**Aim:** Take every line where the string "Gasoil" appears and copy it.

**Material provided:**
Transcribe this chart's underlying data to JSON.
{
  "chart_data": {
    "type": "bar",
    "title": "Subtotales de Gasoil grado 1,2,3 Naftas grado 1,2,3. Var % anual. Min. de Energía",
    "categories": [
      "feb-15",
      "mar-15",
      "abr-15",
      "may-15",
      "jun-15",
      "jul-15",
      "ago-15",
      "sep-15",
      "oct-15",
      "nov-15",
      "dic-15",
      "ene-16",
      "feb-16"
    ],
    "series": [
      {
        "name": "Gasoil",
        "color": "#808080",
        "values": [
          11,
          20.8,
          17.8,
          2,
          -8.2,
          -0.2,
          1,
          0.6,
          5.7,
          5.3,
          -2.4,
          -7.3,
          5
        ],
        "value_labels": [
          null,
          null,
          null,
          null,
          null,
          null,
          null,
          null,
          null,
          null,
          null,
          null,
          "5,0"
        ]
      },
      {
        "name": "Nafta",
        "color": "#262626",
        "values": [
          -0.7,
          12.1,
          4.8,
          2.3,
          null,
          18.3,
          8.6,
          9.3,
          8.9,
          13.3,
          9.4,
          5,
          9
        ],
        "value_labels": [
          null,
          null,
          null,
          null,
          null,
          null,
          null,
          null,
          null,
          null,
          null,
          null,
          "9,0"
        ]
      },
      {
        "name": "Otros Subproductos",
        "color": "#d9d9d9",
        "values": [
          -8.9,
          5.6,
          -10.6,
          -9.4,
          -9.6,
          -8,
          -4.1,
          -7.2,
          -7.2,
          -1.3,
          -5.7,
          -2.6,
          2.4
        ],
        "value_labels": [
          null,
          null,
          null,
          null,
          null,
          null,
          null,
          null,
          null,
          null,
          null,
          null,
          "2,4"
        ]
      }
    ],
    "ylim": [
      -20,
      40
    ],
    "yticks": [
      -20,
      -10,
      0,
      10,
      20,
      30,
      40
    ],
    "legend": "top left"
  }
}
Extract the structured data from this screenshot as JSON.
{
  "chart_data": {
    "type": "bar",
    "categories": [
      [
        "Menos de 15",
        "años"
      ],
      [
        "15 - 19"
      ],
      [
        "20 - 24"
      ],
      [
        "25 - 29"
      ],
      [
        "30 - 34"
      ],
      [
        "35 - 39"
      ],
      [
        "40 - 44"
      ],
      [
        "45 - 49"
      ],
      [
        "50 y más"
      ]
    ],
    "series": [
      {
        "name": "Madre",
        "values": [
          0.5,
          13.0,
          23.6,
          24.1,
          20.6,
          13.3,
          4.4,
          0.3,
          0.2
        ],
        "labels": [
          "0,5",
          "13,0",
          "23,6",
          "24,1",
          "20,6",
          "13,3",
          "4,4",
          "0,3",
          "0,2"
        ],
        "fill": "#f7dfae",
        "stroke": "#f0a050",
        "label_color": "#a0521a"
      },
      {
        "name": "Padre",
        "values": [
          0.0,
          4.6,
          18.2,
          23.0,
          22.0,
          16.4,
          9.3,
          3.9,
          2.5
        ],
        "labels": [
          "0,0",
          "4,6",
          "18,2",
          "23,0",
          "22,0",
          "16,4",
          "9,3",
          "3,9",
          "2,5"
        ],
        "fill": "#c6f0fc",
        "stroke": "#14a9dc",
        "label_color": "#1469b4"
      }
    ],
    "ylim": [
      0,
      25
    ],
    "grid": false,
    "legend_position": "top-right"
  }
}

**Task response:**
    "title": "Subtotales de Gasoil grado 1,2,3 Naftas grado 1,2,3. Var % anual. Min. de Energía",
        "name": "Gasoil",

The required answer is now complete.